#### [Task details]
Write the records below out again exactly as given, with no images.

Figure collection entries
|---|
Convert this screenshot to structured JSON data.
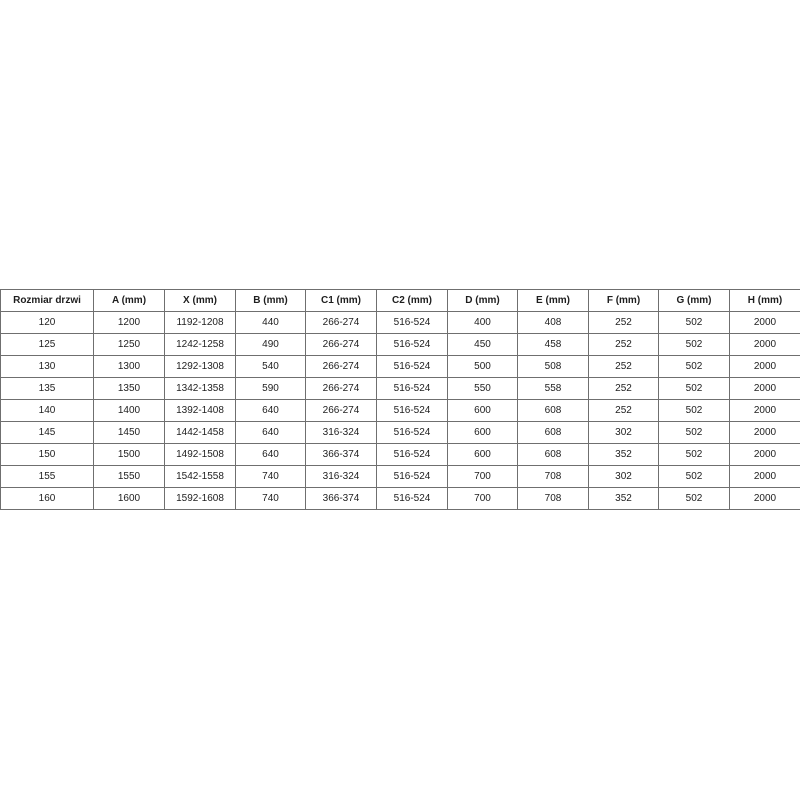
{
  "table": {
    "headers": [
      "Rozmiar drzwi",
      "A (mm)",
      "X (mm)",
      "B (mm)",
      "C1 (mm)",
      "C2 (mm)",
      "D (mm)",
      "E (mm)",
      "F (mm)",
      "G (mm)",
      "H (mm)"
    ],
    "rows": [
      [
        "120",
        "1200",
        "1192-1208",
        "440",
        "266-274",
        "516-524",
        "400",
        "408",
        "252",
        "502",
        "2000"
      ],
      [
        "125",
        "1250",
        "1242-1258",
        "490",
        "266-274",
        "516-524",
        "450",
        "458",
        "252",
        "502",
        "2000"
      ],
      [
        "130",
        "1300",
        "1292-1308",
        "540",
        "266-274",
        "516-524",
        "500",
        "508",
        "252",
        "502",
        "2000"
      ],
      [
        "135",
        "1350",
        "1342-1358",
        "590",
        "266-274",
        "516-524",
        "550",
        "558",
        "252",
        "502",
        "2000"
      ],
      [
        "140",
        "1400",
        "1392-1408",
        "640",
        "266-274",
        "516-524",
        "600",
        "608",
        "252",
        "502",
        "2000"
      ],
      [
        "145",
        "1450",
        "1442-1458",
        "640",
        "316-324",
        "516-524",
        "600",
        "608",
        "302",
        "502",
        "2000"
      ],
      [
        "150",
        "1500",
        "1492-1508",
        "640",
        "366-374",
        "516-524",
        "600",
        "608",
        "352",
        "502",
        "2000"
      ],
      [
        "155",
        "1550",
        "1542-1558",
        "740",
        "316-324",
        "516-524",
        "700",
        "708",
        "302",
        "502",
        "2000"
      ],
      [
        "160",
        "1600",
        "1592-1608",
        "740",
        "366-374",
        "516-524",
        "700",
        "708",
        "352",
        "502",
        "2000"
      ]
    ]
  }
}
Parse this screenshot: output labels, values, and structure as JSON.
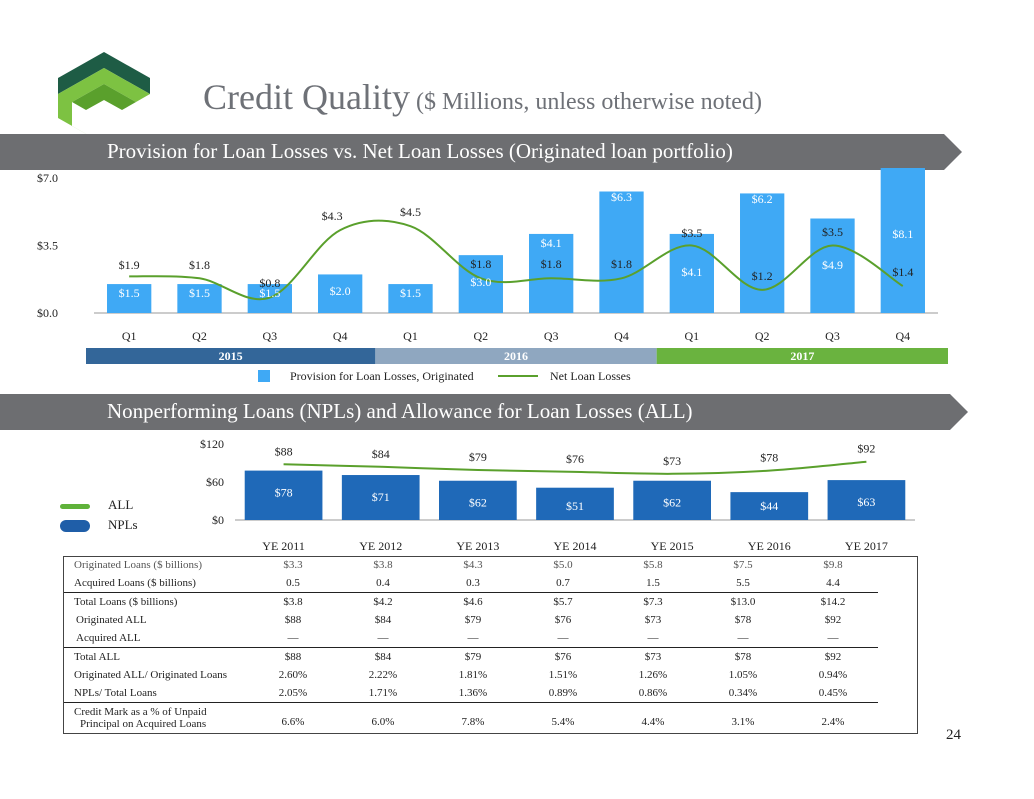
|---|
#### [Output of the exercise]
Convert this screenshot to structured JSON data.
{
  "table": {
    "headers": [
      "Rozmiar drzwi",
      "A (mm)",
      "X (mm)",
      "B (mm)",
      "C1 (mm)",
      "C2 (mm)",
      "D (mm)",
      "E (mm)",
      "F (mm)",
      "G (mm)",
      "H (mm)"
    ],
    "rows": [
      [
        "120",
        "1200",
        "1192-1208",
        "440",
        "266-274",
        "516-524",
        "400",
        "408",
        "252",
        "502",
        "2000"
      ],
      [
        "125",
        "1250",
        "1242-1258",
        "490",
        "266-274",
        "516-524",
        "450",
        "458",
        "252",
        "502",
        "2000"
      ],
      [
        "130",
        "1300",
        "1292-1308",
        "540",
        "266-274",
        "516-524",
        "500",
        "508",
        "252",
        "502",
        "2000"
      ],
      [
        "135",
        "1350",
        "1342-1358",
        "590",
        "266-274",
        "516-524",
        "550",
        "558",
        "252",
        "502",
        "2000"
      ],
      [
        "140",
        "1400",
        "1392-1408",
        "640",
        "266-274",
        "516-524",
        "600",
        "608",
        "252",
        "502",
        "2000"
      ],
      [
        "145",
        "1450",
        "1442-1458",
        "640",
        "316-324",
        "516-524",
        "600",
        "608",
        "302",
        "502",
        "2000"
      ],
      [
        "150",
        "1500",
        "1492-1508",
        "640",
        "366-374",
        "516-524",
        "600",
        "608",
        "352",
        "502",
        "2000"
      ],
      [
        "155",
        "1550",
        "1542-1558",
        "740",
        "316-324",
        "516-524",
        "700",
        "708",
        "302",
        "502",
        "2000"
      ],
      [
        "160",
        "1600",
        "1592-1608",
        "740",
        "366-374",
        "516-524",
        "700",
        "708",
        "352",
        "502",
        "2000"
      ]
    ]
  }
}
Parse this screenshot: output labels, values, and structure as JSON.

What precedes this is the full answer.